## Your instructions
Write out every record below exactly as it appears.
### Records for the task
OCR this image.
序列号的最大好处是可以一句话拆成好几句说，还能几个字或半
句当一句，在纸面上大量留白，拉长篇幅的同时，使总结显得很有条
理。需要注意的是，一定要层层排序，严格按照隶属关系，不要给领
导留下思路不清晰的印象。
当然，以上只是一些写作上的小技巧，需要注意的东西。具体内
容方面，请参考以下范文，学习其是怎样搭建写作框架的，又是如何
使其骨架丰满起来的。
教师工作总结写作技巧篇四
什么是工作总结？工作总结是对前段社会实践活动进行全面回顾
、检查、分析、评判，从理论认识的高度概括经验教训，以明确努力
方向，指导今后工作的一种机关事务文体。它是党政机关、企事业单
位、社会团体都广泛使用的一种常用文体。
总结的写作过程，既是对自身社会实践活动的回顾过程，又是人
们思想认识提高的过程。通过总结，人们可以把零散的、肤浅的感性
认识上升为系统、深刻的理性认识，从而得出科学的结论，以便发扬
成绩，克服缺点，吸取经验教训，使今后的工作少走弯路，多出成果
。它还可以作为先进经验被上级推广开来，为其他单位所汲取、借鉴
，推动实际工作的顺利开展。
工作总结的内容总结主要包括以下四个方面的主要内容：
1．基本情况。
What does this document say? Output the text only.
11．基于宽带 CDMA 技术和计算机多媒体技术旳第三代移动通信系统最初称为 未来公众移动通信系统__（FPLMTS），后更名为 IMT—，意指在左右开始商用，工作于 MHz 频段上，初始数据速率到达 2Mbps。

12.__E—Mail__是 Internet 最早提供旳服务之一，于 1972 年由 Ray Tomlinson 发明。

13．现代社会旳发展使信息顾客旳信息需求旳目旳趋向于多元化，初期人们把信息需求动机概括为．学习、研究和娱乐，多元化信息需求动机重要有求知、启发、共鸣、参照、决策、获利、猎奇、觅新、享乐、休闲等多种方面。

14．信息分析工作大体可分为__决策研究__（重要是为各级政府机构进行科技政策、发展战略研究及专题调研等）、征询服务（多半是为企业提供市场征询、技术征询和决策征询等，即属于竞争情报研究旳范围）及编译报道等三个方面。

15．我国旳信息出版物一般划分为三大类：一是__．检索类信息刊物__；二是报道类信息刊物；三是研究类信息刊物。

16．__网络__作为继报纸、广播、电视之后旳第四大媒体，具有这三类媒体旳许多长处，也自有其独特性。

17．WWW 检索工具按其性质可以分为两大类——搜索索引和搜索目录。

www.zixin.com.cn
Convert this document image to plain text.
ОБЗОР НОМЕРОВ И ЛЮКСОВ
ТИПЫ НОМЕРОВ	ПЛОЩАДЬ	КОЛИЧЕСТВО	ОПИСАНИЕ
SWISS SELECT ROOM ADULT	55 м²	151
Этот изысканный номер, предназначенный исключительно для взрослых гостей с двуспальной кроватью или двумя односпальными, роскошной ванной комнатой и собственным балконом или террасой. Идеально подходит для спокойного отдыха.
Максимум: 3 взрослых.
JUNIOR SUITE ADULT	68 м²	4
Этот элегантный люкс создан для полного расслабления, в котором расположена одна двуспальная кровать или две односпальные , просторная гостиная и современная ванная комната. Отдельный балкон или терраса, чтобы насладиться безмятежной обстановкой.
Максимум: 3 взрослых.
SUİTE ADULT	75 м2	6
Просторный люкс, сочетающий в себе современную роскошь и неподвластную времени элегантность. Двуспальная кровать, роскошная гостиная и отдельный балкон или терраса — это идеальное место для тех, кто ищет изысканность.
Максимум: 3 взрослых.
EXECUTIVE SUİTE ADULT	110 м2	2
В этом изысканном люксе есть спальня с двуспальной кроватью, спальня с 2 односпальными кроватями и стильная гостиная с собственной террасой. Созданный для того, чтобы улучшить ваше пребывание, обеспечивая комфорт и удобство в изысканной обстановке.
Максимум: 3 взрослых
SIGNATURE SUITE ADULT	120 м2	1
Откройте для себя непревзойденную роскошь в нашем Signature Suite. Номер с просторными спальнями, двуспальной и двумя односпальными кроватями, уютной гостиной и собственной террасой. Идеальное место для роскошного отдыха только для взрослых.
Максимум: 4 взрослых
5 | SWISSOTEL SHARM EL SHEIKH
######
## Solution below
OCR this image.
序列号的最大好处是可以一句话拆成好几句说，还能几个字或半
句当一句，在纸面上大量留白，拉长篇幅的同时，使总结显得很有条
理。需要注意的是，一定要层层排序，严格按照隶属关系，不要给领
导留下思路不清晰的印象。
当然，以上只是一些写作上的小技巧，需要注意的东西。具体内
容方面，请参考以下范文，学习其是怎样搭建写作框架的，又是如何
使其骨架丰满起来的。
教师工作总结写作技巧篇四
什么是工作总结？工作总结是对前段社会实践活动进行全面回顾
、检查、分析、评判，从理论认识的高度概括经验教训，以明确努力
方向，指导今后工作的一种机关事务文体。它是党政机关、企事业单
位、社会团体都广泛使用的一种常用文体。
总结的写作过程，既是对自身社会实践活动的回顾过程，又是人
们思想认识提高的过程。通过总结，人们可以把零散的、肤浅的感性
认识上升为系统、深刻的理性认识，从而得出科学的结论，以便发扬
成绩，克服缺点，吸取经验教训，使今后的工作少走弯路，多出成果
。它还可以作为先进经验被上级推广开来，为其他单位所汲取、借鉴
，推动实际工作的顺利开展。
工作总结的内容总结主要包括以下四个方面的主要内容：
1．基本情况。
What does this document say? Output the text only.
11．基于宽带 CDMA 技术和计算机多媒体技术旳第三代移动通信系统最初称为 未来公众移动通信系统__（FPLMTS），后更名为 IMT—，意指在左右开始商用，工作于 MHz 频段上，初始数据速率到达 2Mbps。

12.__E—Mail__是 Internet 最早提供旳服务之一，于 1972 年由 Ray Tomlinson 发明。

13．现代社会旳发展使信息顾客旳信息需求旳目旳趋向于多元化，初期人们把信息需求动机概括为．学习、研究和娱乐，多元化信息需求动机重要有求知、启发、共鸣、参照、决策、获利、猎奇、觅新、享乐、休闲等多种方面。

14．信息分析工作大体可分为__决策研究__（重要是为各级政府机构进行科技政策、发展战略研究及专题调研等）、征询服务（多半是为企业提供市场征询、技术征询和决策征询等，即属于竞争情报研究旳范围）及编译报道等三个方面。

15．我国旳信息出版物一般划分为三大类：一是__．检索类信息刊物__；二是报道类信息刊物；三是研究类信息刊物。

16．__网络__作为继报纸、广播、电视之后旳第四大媒体，具有这三类媒体旳许多长处，也自有其独特性。

17．WWW 检索工具按其性质可以分为两大类——搜索索引和搜索目录。

www.zixin.com.cn
Convert this document image to plain text.
ОБЗОР НОМЕРОВ И ЛЮКСОВ
ТИПЫ НОМЕРОВ	ПЛОЩАДЬ	КОЛИЧЕСТВО	ОПИСАНИЕ
SWISS SELECT ROOM ADULT	55 м²	151
Этот изысканный номер, предназначенный исключительно для взрослых гостей с двуспальной кроватью или двумя односпальными, роскошной ванной комнатой и собственным балконом или террасой. Идеально подходит для спокойного отдыха.
Максимум: 3 взрослых.
JUNIOR SUITE ADULT	68 м²	4
Этот элегантный люкс создан для полного расслабления, в котором расположена одна двуспальная кровать или две односпальные , просторная гостиная и современная ванная комната. Отдельный балкон или терраса, чтобы насладиться безмятежной обстановкой.
Максимум: 3 взрослых.
SUİTE ADULT	75 м2	6
Просторный люкс, сочетающий в себе современную роскошь и неподвластную времени элегантность. Двуспальная кровать, роскошная гостиная и отдельный балкон или терраса — это идеальное место для тех, кто ищет изысканность.
Максимум: 3 взрослых.
EXECUTIVE SUİTE ADULT	110 м2	2
В этом изысканном люксе есть спальня с двуспальной кроватью, спальня с 2 односпальными кроватями и стильная гостиная с собственной террасой. Созданный для того, чтобы улучшить ваше пребывание, обеспечивая комфорт и удобство в изысканной обстановке.
Максимум: 3 взрослых
SIGNATURE SUITE ADULT	120 м2	1
Откройте для себя непревзойденную роскошь в нашем Signature Suite. Номер с просторными спальнями, двуспальной и двумя односпальными кроватями, уютной гостиной и собственной террасой. Идеальное место для роскошного отдыха только для взрослых.
Максимум: 4 взрослых
5 | SWISSOTEL SHARM EL SHEIKH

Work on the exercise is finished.